**Exercices à faire:**
1 - Répondez à ces questions d'après le texte choisi, une réponse par ligne avec la même lettre :
(a) Qu'était autrefois le Bourg-Pailler ?
(b) Quel âge est atteint aujourd'hui, d'après le texte ?
(c) Quel nom porte la couturière dont parle le texte ?
2 - Pour chaque affirmation, indiquez si elle concorde avec le texte choisi. Justifiez chaque réponse par les mots décisifs du texte, cités tels quels :
(a) Le Bourg-Pailler se trouvait au bord d'une route menant de la Roche-sur-Yon aux Sables d'Olonne.
(b) Le texte annonce l'intention de partir à la retraite.
(c) Les vêtements vintage évoqués vont des années 60 aux années 90.

**Texte choisi:**

----------

Le 12 juillet, pour ceux d’entre vous qui me suivent depuis les origines, est le jour anniversaire de ma naissance, au Bourg-Pailler, ancien relais de poste à l’entrée du bourg de la Mothe-Achard sis au bord de ce qui était alors la Nationale reliant la Roche-sur-Yon – qui fut Bourbon Vendée puis Napoléon Vendée – aux Sables d’Olonne célèbre pour son remblai et sa plage de sable fin. Enfant je comptais et identifiais les marques et les numéros minéralogiques des voitures des vacanciers qui filaient au bord de la mer. En ce temps là les congés n’avaient pas mauvaise presse même si chez moi on ignorait ce qu’étaient les vacances.
Quand on atteint, comme moi aujourd’hui, les 60 ans, fêter son anniversaire a une saveur toute particulière car on pénètre sur la plage de sa vie où l’heure de la retraite va sonner. Étrange mot que celui-ci : sa première acception fut pour moi religieuse, pour les diverses communions et la confirmation on nous assemblait en retraite pour nous bourrer le crâne ; ensuite, grâce à Napoléon, je découvris son sens militaire au travers de la retraite de Russie ; enfin, à Lourdes, je participais à une retraite aux flambeaux très kitch. Au fond, l’idée sous tendue est toujours la même : se retirer mais, dans nos sociétés, qui magnifient la valeur travail, trop souvent la mise à la retraite constitue, pour beaucoup de salariés, une mise au rencart. On ne sert plus à rien. Inutiles, en voie, avec l’allongement de la durée de vie, de devenir à charge. Une personne dépendante. Bien sûr, la condition générale des retraités s’est considérablement améliorée mais ce dont je parle, même si l’argent aplani bien des difficultés, c’est dans la tête que ça se passe.
Depuis que l’on m’a rangé soigneusement au placard j’ai compris qu’il ne tient qu’à soi de n’être pas au rencart. Ce temps m’a beaucoup appris. La patience et un réel détachement. Je carbure à plein régime. Je suis ma petite entreprise à moi seul et je n’ai nullement l’intention de partir à la retraite. Bien sûr, comme tout le monde, je ferai valoir mes droits à la retraite le moment venu mais, tant que j’aurai la santé et toute ma tête, je ne marquerai aucune rupture avec ma vie d’avant. Alors ce matin plutôt que de fredonner avec Jane Birkin « ex-fan des sixteen » je vais, pour fêter mes soixante-ans, vous parler de ces soixante années écoulés au travers de la vie, plus exactement de la passion, de celle qui m’a porté et enfanté : ma couturière de mère, Berthe Gravouil de la Chapelle-Achard : la mode. Celle que l’on qualifie de vintage – rien à voir avec le Porto – tous ces vêtements, accessoires de mode, bijoux qui vont des années 50 aux années 80 dont on recherche aujourd’hui les pièces restantes.

----------

**Lignes répertoriées:**
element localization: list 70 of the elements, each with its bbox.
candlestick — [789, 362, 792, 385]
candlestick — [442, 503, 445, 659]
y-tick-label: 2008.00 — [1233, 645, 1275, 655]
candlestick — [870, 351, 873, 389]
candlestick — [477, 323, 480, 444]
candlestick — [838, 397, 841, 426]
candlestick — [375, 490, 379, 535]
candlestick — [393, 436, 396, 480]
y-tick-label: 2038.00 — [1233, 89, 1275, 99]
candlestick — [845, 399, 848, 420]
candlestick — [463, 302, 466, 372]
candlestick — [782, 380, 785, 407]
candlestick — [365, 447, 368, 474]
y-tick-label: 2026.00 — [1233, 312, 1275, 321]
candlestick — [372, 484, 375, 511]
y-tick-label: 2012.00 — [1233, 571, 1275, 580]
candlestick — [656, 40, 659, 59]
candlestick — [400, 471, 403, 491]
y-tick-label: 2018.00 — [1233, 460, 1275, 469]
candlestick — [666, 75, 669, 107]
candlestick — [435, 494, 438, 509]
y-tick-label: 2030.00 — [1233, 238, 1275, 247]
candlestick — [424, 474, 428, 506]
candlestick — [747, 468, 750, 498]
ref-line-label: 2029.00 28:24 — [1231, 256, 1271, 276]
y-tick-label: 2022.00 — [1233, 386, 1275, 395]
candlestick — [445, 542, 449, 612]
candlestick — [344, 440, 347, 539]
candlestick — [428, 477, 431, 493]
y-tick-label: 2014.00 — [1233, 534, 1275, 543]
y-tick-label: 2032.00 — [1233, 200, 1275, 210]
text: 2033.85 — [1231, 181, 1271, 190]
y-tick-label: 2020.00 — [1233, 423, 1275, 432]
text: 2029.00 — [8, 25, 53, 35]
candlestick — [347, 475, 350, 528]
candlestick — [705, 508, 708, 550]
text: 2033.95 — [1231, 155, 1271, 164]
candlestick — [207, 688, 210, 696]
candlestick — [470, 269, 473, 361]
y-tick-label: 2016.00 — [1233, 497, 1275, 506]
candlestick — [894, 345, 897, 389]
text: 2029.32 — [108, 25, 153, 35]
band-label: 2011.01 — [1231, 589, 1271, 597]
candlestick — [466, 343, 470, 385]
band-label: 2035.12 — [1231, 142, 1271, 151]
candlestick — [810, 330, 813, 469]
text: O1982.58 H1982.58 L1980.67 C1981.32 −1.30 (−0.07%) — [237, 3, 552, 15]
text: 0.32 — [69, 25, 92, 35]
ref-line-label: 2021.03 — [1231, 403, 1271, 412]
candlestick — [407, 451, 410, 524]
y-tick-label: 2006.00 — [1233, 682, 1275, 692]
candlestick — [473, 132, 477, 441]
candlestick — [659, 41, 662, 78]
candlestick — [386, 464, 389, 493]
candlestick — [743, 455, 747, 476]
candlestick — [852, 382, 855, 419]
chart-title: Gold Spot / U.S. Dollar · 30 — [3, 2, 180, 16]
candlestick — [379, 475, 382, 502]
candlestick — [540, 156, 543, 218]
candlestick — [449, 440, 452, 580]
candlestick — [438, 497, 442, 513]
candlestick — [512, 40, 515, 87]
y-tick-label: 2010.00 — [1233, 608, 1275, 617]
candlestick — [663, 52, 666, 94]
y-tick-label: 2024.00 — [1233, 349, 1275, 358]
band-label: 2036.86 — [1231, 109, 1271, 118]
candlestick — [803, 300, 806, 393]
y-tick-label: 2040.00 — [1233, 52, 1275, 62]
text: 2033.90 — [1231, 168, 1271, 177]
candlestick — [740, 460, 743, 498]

----------

**Réponses attendues:**
1 -
(a) Un ancien relais de poste à l'entrée du bourg de la Mothe-Achard.
(b) 60 ans.
(c) Berthe Gravouil, de la Chapelle-Achard.

2 -
(a) Oui : « sis au bord de ce qui était alors la Nationale reliant la Roche-sur-Yon – qui fut Bourbon Vendée puis Napoléon Vendée – aux Sables d’Olonne ».
(b) Non : « je n’ai nullement l’intention de partir à la retraite ».
(c) Non : « qui vont des années 50 aux années 80 ».